### What is needed
Identify each line below containing the string "추후예정" and copy it.

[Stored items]
╔══

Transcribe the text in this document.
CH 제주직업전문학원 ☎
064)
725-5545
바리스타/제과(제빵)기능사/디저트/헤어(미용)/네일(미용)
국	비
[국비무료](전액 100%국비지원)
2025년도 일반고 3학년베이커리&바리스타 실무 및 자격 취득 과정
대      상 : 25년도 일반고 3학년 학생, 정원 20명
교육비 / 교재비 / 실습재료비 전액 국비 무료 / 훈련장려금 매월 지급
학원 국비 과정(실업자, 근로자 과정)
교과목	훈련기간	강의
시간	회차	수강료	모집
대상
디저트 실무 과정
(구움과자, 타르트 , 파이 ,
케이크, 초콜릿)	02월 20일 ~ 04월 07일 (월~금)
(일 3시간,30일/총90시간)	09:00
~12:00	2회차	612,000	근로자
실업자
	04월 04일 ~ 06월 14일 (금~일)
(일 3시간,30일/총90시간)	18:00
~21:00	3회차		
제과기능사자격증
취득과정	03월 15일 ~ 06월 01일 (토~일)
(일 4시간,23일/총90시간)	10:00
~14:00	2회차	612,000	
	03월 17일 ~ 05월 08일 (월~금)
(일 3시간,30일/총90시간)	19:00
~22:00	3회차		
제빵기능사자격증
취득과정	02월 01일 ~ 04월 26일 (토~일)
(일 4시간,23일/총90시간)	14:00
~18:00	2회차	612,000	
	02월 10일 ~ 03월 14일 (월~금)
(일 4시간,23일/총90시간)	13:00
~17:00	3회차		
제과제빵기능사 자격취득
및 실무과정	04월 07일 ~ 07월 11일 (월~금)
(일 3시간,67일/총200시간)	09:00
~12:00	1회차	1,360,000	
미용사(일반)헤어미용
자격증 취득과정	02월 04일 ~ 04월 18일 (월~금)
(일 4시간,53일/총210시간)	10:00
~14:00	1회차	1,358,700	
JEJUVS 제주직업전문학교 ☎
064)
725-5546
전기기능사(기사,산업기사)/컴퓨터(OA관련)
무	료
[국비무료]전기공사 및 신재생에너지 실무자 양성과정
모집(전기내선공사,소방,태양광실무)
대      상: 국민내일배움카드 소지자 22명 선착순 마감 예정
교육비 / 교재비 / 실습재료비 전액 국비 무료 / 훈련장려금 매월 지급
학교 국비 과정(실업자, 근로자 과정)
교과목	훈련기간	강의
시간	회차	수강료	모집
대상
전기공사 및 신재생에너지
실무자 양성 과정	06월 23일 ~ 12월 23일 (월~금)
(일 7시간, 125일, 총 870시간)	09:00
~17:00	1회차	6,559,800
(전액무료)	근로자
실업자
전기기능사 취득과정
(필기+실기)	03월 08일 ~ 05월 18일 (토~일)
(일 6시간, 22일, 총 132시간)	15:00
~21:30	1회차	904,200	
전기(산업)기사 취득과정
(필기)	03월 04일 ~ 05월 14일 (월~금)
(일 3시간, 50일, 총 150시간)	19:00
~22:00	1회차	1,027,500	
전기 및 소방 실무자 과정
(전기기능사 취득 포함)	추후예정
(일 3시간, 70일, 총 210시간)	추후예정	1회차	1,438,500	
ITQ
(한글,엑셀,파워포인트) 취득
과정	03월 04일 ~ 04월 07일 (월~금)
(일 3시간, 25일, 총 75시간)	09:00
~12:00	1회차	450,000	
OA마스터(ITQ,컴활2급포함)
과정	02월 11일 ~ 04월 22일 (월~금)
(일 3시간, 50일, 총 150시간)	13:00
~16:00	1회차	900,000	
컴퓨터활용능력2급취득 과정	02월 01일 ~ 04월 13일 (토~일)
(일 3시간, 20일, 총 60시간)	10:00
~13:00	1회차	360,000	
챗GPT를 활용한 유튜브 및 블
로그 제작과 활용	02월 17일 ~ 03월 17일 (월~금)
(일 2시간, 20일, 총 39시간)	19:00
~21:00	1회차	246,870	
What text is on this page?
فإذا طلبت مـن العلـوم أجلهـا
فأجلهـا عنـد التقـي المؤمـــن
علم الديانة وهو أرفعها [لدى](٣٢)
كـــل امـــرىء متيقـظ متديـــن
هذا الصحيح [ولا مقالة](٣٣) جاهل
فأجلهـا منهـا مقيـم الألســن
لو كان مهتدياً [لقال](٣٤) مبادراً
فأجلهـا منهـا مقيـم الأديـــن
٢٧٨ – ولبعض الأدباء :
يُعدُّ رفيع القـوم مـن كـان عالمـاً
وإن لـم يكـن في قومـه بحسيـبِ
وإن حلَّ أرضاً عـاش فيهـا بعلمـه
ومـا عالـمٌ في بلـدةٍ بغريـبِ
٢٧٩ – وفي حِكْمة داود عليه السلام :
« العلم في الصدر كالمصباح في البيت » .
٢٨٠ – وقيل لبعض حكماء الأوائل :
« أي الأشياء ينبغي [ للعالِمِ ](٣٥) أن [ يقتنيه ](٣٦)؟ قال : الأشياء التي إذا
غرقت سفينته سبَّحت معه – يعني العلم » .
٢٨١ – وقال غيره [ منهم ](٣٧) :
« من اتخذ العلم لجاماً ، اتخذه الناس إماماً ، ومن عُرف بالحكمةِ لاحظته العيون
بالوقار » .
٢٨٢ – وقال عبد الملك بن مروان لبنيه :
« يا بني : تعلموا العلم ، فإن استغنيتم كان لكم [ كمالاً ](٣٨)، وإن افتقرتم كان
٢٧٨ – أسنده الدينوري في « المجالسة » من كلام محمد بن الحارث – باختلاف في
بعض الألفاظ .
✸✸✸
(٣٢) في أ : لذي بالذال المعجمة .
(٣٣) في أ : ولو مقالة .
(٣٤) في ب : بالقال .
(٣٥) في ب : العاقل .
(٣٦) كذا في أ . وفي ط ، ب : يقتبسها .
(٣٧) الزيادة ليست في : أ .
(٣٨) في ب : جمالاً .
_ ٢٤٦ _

╚══

### Written reply
(전기기능사 취득 포함)	추후예정
(일 3시간, 70일, 총 210시간)	추후예정	1회차	1,438,500	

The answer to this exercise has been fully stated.